» **Problem requirements**
Reproduce verbatim the stretch of the dressage report from "Sweden’s five-time Olympian" through "71.046 per cent.".

» **Text shown**
/---
By KENNETH J. BRADDICK

WEST PALM BEACH, Florida, Mar. 10–Steffen Peters rode Ravel to a personal best result and only the fourth CDI Grand Prix score ever above 80 per cent in a dominating performance at the World Dressage Masters Palm Beach Thursday.

Steffen said of the performance on the 13-year-old Dutch Warmblood gelding that scored 80.872 per cent, “It was just an amazing ride. It will, from now on, be the ride that I compare all the other rides to.”

“I wish I had a 12 to give you,” said Ground Jury President Cara Whitham of Canada who awarded Steffen his sole 10, for riding.

Personal best Grand Prix scores were also posted by Steffen’s U.S. 2010 World Equestrian Games team mates Tina Konyot of Palm City, Florida, and Calecto V of 72.213 per cent for second place and Todd Flettrich of Wellington, Florida, on Otto in fifth place with 69.936 per cent.

Sweden’s five-time Olympian Tinne Silfvén on her WEG mount Favourit was third on 71.340 per cent and Canada’s Ashley Holzer on her Olympic and WEG mount, Pop Art, were fourth on 71.046 per cent.
\---
» **Given records**
/---
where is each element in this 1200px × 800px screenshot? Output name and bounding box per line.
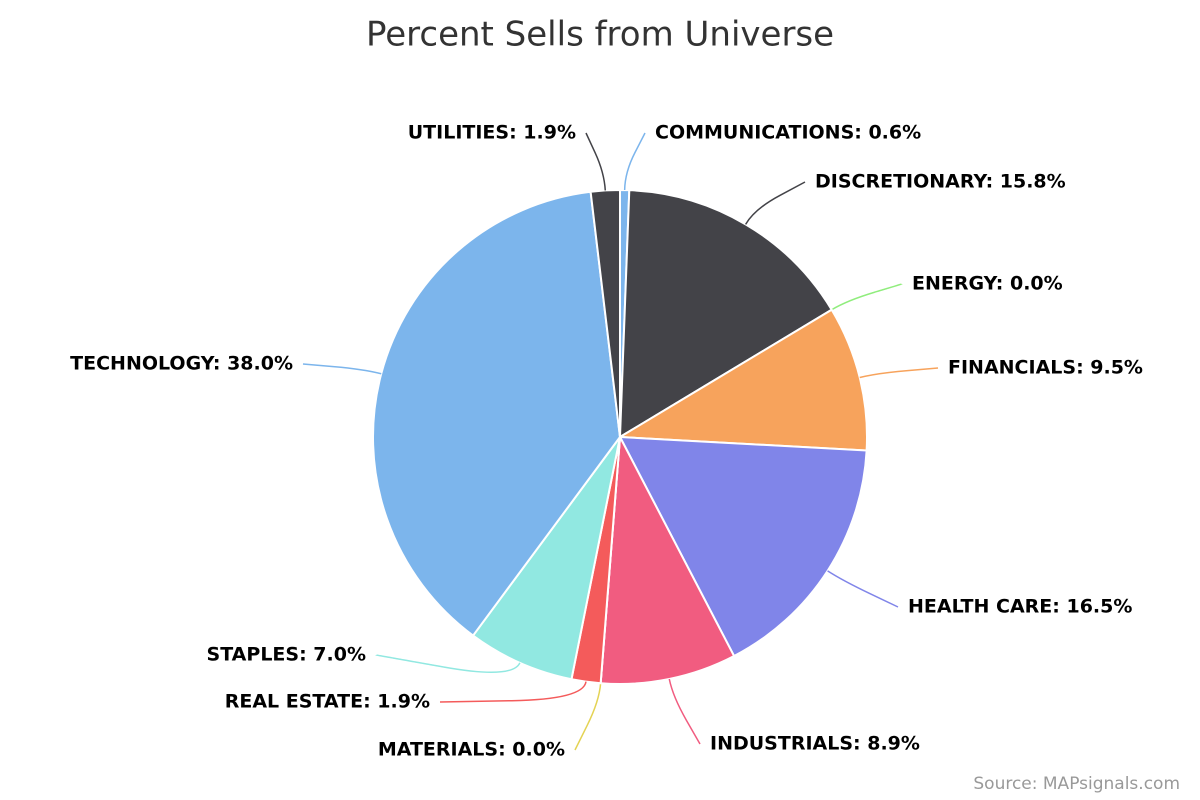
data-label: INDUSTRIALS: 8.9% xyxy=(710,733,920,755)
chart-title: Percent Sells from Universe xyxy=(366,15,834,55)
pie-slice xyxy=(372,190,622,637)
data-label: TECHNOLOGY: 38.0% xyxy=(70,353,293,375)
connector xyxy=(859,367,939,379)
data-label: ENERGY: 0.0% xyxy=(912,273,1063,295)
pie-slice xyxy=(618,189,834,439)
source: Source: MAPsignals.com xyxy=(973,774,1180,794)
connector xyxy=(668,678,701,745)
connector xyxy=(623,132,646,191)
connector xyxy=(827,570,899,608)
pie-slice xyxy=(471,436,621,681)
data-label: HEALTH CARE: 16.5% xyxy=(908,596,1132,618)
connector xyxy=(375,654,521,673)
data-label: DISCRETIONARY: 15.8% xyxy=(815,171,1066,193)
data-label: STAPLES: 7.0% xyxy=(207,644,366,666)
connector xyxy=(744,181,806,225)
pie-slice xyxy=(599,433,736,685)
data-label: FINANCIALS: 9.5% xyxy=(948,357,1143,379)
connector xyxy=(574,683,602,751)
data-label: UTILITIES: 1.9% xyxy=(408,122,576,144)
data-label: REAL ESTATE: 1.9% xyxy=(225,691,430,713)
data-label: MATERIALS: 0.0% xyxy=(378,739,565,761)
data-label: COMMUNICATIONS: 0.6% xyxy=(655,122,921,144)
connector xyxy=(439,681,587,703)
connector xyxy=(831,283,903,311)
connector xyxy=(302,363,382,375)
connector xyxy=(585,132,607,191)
\---
» **Written answer**
Sweden’s five-time Olympian Tinne Silfvén on her WEG mount Favourit was third on 71.340 per cent and Canada’s Ashley Holzer on her Olympic and WEG mount, Pop Art, were fourth on 71.046 per cent.